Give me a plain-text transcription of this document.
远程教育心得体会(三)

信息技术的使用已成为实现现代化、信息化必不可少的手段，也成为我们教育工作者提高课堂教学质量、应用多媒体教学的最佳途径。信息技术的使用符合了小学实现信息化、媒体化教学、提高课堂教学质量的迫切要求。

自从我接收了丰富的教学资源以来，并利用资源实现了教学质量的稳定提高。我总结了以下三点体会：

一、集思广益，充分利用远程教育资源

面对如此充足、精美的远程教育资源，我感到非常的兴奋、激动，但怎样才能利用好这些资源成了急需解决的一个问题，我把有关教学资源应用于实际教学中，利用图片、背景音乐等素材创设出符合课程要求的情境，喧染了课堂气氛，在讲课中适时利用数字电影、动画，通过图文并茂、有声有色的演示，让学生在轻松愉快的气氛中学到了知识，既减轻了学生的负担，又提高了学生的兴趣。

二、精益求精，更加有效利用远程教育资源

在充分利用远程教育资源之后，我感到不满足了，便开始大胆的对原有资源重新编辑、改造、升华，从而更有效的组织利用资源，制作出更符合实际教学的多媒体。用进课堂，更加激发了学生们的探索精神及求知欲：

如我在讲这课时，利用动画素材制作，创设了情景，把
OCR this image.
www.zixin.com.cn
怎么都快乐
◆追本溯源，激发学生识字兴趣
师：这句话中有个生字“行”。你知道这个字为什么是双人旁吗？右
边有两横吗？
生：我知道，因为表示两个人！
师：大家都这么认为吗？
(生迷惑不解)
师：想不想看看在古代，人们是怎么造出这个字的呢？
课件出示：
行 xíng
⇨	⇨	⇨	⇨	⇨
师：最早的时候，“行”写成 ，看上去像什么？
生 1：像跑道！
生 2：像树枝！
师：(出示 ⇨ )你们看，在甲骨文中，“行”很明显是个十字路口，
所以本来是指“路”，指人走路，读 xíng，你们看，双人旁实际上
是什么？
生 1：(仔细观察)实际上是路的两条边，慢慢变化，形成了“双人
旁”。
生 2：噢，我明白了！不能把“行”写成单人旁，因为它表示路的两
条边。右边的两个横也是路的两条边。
:::::
Exercise » The records above should all be quoted exactly, please.

Answer below »
Give me a plain-text transcription of this document.
远程教育心得体会(三)

信息技术的使用已成为实现现代化、信息化必不可少的手段，也成为我们教育工作者提高课堂教学质量、应用多媒体教学的最佳途径。信息技术的使用符合了小学实现信息化、媒体化教学、提高课堂教学质量的迫切要求。

自从我接收了丰富的教学资源以来，并利用资源实现了教学质量的稳定提高。我总结了以下三点体会：

一、集思广益，充分利用远程教育资源

面对如此充足、精美的远程教育资源，我感到非常的兴奋、激动，但怎样才能利用好这些资源成了急需解决的一个问题，我把有关教学资源应用于实际教学中，利用图片、背景音乐等素材创设出符合课程要求的情境，喧染了课堂气氛，在讲课中适时利用数字电影、动画，通过图文并茂、有声有色的演示，让学生在轻松愉快的气氛中学到了知识，既减轻了学生的负担，又提高了学生的兴趣。

二、精益求精，更加有效利用远程教育资源

在充分利用远程教育资源之后，我感到不满足了，便开始大胆的对原有资源重新编辑、改造、升华，从而更有效的组织利用资源，制作出更符合实际教学的多媒体。用进课堂，更加激发了学生们的探索精神及求知欲：

如我在讲这课时，利用动画素材制作，创设了情景，把
OCR this image.
www.zixin.com.cn
怎么都快乐
◆追本溯源，激发学生识字兴趣
师：这句话中有个生字“行”。你知道这个字为什么是双人旁吗？右
边有两横吗？
生：我知道，因为表示两个人！
师：大家都这么认为吗？
(生迷惑不解)
师：想不想看看在古代，人们是怎么造出这个字的呢？
课件出示：
行 xíng
⇨	⇨	⇨	⇨	⇨
师：最早的时候，“行”写成 ，看上去像什么？
生 1：像跑道！
生 2：像树枝！
师：(出示 ⇨ )你们看，在甲骨文中，“行”很明显是个十字路口，
所以本来是指“路”，指人走路，读 xíng，你们看，双人旁实际上
是什么？
生 1：(仔细观察)实际上是路的两条边，慢慢变化，形成了“双人
旁”。
生 2：噢，我明白了！不能把“行”写成单人旁，因为它表示路的两
条边。右边的两个横也是路的两条边。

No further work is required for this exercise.